> INSTRUCTION
Repeat the listing in full, word for word.

> ITEMS
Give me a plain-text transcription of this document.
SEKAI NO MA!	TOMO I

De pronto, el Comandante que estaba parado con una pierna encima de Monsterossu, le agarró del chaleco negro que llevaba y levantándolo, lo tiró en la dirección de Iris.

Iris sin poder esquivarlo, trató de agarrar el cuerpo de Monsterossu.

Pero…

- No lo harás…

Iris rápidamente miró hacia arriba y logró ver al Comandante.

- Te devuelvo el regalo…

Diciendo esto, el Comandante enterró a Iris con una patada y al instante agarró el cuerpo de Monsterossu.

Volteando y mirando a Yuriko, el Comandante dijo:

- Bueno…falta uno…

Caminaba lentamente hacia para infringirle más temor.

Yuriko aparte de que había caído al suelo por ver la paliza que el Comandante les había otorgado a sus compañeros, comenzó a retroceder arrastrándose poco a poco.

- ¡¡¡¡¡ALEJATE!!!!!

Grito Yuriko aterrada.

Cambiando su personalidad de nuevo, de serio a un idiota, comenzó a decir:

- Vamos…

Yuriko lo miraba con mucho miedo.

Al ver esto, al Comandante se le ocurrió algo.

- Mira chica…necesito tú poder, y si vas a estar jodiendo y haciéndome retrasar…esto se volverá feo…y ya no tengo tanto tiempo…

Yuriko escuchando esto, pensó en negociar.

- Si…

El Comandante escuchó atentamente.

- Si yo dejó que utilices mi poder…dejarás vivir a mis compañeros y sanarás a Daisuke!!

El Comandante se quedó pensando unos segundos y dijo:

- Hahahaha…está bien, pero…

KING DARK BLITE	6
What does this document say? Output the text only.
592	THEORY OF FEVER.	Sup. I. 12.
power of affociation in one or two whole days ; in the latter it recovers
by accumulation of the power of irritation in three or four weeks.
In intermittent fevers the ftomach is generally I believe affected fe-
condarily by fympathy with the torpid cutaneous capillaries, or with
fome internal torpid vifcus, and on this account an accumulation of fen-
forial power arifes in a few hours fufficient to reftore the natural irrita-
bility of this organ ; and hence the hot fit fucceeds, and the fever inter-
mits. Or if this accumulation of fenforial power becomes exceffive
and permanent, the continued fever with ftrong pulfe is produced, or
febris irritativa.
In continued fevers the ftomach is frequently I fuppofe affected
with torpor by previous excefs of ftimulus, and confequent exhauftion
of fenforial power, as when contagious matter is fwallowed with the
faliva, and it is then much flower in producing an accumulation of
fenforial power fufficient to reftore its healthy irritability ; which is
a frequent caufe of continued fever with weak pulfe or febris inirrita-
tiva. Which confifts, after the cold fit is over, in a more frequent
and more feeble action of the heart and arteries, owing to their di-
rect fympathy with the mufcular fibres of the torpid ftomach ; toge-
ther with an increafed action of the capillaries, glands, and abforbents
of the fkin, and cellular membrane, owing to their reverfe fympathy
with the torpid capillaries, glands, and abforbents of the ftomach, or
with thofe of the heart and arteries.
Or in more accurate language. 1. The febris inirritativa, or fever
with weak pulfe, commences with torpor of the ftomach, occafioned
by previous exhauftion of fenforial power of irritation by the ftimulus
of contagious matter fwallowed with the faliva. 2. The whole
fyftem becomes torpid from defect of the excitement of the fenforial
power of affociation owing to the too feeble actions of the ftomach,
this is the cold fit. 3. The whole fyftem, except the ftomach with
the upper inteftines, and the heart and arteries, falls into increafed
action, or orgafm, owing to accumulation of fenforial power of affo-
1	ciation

> EXERCISE RESPONSE
Give me a plain-text transcription of this document.
SEKAI NO MA!	TOMO I

De pronto, el Comandante que estaba parado con una pierna encima de Monsterossu, le agarró del chaleco negro que llevaba y levantándolo, lo tiró en la dirección de Iris.

Iris sin poder esquivarlo, trató de agarrar el cuerpo de Monsterossu.

Pero…

- No lo harás…

Iris rápidamente miró hacia arriba y logró ver al Comandante.

- Te devuelvo el regalo…

Diciendo esto, el Comandante enterró a Iris con una patada y al instante agarró el cuerpo de Monsterossu.

Volteando y mirando a Yuriko, el Comandante dijo:

- Bueno…falta uno…

Caminaba lentamente hacia para infringirle más temor.

Yuriko aparte de que había caído al suelo por ver la paliza que el Comandante les había otorgado a sus compañeros, comenzó a retroceder arrastrándose poco a poco.

- ¡¡¡¡¡ALEJATE!!!!!

Grito Yuriko aterrada.

Cambiando su personalidad de nuevo, de serio a un idiota, comenzó a decir:

- Vamos…

Yuriko lo miraba con mucho miedo.

Al ver esto, al Comandante se le ocurrió algo.

- Mira chica…necesito tú poder, y si vas a estar jodiendo y haciéndome retrasar…esto se volverá feo…y ya no tengo tanto tiempo…

Yuriko escuchando esto, pensó en negociar.

- Si…

El Comandante escuchó atentamente.

- Si yo dejó que utilices mi poder…dejarás vivir a mis compañeros y sanarás a Daisuke!!

El Comandante se quedó pensando unos segundos y dijo:

- Hahahaha…está bien, pero…

KING DARK BLITE	6
What does this document say? Output the text only.
592	THEORY OF FEVER.	Sup. I. 12.
power of affociation in one or two whole days ; in the latter it recovers
by accumulation of the power of irritation in three or four weeks.
In intermittent fevers the ftomach is generally I believe affected fe-
condarily by fympathy with the torpid cutaneous capillaries, or with
fome internal torpid vifcus, and on this account an accumulation of fen-
forial power arifes in a few hours fufficient to reftore the natural irrita-
bility of this organ ; and hence the hot fit fucceeds, and the fever inter-
mits. Or if this accumulation of fenforial power becomes exceffive
and permanent, the continued fever with ftrong pulfe is produced, or
febris irritativa.
In continued fevers the ftomach is frequently I fuppofe affected
with torpor by previous excefs of ftimulus, and confequent exhauftion
of fenforial power, as when contagious matter is fwallowed with the
faliva, and it is then much flower in producing an accumulation of
fenforial power fufficient to reftore its healthy irritability ; which is
a frequent caufe of continued fever with weak pulfe or febris inirrita-
tiva. Which confifts, after the cold fit is over, in a more frequent
and more feeble action of the heart and arteries, owing to their di-
rect fympathy with the mufcular fibres of the torpid ftomach ; toge-
ther with an increafed action of the capillaries, glands, and abforbents
of the fkin, and cellular membrane, owing to their reverfe fympathy
with the torpid capillaries, glands, and abforbents of the ftomach, or
with thofe of the heart and arteries.
Or in more accurate language. 1. The febris inirritativa, or fever
with weak pulfe, commences with torpor of the ftomach, occafioned
by previous exhauftion of fenforial power of irritation by the ftimulus
of contagious matter fwallowed with the faliva. 2. The whole
fyftem becomes torpid from defect of the excitement of the fenforial
power of affociation owing to the too feeble actions of the ftomach,
this is the cold fit. 3. The whole fyftem, except the ftomach with
the upper inteftines, and the heart and arteries, falls into increafed
action, or orgafm, owing to accumulation of fenforial power of affo-
1	ciation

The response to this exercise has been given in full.